_The exercise_.
Where a line contains the string "Bring", copy that line.

[start Source records]

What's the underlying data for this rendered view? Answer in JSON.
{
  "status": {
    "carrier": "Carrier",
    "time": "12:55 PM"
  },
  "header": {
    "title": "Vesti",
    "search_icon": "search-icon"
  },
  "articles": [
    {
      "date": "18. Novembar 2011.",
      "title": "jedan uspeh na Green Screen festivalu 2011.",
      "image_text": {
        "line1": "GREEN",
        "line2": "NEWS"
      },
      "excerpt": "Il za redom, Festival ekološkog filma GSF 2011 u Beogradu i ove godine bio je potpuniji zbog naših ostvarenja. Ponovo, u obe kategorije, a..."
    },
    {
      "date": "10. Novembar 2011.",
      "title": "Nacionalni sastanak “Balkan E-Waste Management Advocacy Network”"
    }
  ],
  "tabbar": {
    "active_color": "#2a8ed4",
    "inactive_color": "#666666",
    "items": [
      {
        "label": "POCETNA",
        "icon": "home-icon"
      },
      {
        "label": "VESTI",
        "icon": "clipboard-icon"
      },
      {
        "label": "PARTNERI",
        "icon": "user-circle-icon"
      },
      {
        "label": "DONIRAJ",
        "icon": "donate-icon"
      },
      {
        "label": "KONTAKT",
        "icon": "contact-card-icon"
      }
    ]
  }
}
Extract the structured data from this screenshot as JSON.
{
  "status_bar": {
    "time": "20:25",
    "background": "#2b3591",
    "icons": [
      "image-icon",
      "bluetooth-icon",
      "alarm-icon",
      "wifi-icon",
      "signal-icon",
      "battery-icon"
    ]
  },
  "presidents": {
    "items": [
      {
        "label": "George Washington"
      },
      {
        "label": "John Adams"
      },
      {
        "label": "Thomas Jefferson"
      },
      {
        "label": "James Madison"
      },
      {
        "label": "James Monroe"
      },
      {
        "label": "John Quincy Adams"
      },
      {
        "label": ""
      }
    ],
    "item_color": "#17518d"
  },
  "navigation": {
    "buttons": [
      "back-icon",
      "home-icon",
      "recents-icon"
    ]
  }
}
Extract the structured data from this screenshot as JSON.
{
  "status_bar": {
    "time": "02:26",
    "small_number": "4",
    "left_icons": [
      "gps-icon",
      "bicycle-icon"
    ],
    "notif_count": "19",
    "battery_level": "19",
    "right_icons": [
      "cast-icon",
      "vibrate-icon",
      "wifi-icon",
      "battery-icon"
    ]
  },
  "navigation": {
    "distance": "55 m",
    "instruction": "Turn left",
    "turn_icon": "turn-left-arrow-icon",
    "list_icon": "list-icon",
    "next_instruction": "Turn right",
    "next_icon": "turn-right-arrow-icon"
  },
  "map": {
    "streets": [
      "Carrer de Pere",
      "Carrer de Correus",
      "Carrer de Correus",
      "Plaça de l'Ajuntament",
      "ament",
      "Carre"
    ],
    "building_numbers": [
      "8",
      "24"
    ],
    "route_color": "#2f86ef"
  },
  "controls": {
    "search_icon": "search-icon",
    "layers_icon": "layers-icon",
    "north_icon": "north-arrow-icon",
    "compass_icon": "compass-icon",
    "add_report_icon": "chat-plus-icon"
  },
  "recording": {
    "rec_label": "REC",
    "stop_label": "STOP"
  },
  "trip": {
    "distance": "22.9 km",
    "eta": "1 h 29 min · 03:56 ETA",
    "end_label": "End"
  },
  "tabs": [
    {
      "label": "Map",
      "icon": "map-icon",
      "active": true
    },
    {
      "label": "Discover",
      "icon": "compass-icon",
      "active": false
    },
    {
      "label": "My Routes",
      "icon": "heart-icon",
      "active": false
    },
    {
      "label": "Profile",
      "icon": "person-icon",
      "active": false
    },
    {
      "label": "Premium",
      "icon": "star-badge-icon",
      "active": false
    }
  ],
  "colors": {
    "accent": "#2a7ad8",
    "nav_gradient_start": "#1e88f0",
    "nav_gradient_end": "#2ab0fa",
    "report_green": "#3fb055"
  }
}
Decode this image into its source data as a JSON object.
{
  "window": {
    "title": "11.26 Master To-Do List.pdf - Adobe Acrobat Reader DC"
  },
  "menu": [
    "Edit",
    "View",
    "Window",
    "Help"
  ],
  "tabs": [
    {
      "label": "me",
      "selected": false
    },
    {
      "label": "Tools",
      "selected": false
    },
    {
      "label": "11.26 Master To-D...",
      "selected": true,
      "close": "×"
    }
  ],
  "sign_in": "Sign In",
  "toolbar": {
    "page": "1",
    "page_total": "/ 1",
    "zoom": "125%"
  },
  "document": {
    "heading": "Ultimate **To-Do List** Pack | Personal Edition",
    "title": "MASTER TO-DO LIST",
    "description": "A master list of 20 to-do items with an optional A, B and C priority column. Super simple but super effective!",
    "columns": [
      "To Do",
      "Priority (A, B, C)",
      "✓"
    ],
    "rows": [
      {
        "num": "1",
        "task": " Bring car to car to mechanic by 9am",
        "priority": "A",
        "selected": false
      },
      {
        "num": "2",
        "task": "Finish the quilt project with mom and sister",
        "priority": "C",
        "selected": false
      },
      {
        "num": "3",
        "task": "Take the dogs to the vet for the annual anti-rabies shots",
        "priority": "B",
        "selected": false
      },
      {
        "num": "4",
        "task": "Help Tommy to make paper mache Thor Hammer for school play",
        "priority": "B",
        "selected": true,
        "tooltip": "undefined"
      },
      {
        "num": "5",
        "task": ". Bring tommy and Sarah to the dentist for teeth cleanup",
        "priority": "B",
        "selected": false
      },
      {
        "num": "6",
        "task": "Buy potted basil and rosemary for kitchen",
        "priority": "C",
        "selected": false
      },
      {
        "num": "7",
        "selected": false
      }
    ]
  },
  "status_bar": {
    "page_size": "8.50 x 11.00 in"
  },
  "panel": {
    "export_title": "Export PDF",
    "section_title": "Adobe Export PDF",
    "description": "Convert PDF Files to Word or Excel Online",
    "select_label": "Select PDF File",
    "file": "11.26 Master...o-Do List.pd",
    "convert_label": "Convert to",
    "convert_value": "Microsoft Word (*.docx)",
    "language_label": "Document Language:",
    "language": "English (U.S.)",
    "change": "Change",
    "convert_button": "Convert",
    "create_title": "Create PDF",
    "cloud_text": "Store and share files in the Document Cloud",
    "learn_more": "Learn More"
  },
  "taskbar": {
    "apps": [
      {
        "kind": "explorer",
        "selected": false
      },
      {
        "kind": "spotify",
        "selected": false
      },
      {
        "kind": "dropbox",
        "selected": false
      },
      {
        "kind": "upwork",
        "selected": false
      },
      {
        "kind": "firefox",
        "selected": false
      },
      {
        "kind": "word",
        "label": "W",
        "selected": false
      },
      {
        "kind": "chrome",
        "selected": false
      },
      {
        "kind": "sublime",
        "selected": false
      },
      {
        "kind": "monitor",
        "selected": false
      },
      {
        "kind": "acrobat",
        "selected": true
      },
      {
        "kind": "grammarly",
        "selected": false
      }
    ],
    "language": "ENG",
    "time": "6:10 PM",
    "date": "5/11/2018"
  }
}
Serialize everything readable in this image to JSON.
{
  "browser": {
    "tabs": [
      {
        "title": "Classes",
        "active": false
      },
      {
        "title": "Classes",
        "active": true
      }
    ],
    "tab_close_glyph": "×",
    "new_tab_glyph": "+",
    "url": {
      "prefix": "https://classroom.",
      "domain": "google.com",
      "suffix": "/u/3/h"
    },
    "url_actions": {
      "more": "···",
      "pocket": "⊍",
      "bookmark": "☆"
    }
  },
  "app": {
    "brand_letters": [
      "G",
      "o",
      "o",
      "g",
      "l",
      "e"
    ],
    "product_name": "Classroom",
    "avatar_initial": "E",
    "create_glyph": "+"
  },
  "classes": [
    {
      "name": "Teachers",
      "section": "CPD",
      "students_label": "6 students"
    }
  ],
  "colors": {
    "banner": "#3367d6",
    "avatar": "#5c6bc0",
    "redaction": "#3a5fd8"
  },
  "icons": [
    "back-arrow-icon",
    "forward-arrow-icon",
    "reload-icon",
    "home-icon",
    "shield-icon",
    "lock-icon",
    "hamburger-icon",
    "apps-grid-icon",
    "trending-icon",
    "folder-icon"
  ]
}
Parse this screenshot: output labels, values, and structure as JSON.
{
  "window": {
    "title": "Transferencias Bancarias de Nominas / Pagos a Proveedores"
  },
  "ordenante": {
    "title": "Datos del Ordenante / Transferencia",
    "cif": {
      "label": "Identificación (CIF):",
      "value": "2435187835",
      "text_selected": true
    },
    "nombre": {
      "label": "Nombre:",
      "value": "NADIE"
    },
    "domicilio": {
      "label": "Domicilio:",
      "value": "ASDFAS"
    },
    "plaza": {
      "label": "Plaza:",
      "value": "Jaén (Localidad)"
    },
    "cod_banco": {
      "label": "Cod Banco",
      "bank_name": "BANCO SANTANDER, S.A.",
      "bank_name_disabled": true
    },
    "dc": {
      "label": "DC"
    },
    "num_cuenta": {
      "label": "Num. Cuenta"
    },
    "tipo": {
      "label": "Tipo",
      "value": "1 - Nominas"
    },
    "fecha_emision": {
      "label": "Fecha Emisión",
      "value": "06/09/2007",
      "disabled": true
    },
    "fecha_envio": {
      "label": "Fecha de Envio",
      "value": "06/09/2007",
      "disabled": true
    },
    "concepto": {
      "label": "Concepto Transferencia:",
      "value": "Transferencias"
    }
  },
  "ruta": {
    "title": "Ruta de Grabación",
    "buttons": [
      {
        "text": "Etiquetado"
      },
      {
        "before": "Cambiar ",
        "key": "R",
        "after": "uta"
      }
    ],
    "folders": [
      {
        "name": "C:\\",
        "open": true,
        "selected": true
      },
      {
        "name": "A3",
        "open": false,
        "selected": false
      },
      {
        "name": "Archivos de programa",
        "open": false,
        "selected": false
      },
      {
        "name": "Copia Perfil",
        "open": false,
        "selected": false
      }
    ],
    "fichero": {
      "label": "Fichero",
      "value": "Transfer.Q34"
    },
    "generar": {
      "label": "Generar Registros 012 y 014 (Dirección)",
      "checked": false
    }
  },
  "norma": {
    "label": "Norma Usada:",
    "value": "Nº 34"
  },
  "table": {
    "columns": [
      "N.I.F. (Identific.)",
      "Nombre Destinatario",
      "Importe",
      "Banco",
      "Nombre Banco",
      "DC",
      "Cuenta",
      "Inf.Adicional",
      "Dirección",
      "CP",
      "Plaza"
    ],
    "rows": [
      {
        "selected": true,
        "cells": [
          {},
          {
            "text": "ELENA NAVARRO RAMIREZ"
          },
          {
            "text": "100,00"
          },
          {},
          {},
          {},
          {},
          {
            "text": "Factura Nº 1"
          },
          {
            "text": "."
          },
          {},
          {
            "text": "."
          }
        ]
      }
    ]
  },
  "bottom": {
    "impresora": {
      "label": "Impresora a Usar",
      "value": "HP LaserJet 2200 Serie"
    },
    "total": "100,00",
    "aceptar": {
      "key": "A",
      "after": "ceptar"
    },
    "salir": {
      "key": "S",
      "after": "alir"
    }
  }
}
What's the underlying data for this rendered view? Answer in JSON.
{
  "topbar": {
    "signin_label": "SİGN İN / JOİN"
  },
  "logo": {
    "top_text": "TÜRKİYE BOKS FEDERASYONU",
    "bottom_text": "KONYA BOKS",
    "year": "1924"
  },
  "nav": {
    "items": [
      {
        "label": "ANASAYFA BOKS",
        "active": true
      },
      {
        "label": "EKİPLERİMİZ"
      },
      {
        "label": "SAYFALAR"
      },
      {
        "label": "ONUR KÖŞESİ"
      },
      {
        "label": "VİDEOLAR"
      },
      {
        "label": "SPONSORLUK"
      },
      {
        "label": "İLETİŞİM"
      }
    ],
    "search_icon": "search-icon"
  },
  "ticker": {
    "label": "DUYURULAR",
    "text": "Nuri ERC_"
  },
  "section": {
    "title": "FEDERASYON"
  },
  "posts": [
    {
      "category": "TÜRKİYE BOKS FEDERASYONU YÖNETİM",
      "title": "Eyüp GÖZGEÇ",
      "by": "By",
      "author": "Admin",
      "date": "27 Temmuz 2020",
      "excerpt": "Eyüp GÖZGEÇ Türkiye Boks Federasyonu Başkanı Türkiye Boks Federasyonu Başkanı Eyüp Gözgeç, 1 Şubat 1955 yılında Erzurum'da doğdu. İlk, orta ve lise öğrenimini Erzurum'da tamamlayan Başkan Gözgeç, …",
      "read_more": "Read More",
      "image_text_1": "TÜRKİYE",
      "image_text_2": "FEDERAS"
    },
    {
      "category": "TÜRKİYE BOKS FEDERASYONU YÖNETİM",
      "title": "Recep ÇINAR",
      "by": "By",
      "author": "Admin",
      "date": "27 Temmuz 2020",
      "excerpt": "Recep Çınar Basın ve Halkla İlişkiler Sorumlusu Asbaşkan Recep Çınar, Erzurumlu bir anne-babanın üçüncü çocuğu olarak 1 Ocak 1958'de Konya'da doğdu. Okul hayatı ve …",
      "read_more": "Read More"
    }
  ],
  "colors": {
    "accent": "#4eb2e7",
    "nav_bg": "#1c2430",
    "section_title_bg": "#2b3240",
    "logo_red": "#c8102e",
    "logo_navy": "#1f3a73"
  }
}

[end Source records]

_Exercise response_.
        "task": " Bring car to car to mechanic by 9am",
        "task": ". Bring tommy and Sarah to the dentist for teeth cleanup",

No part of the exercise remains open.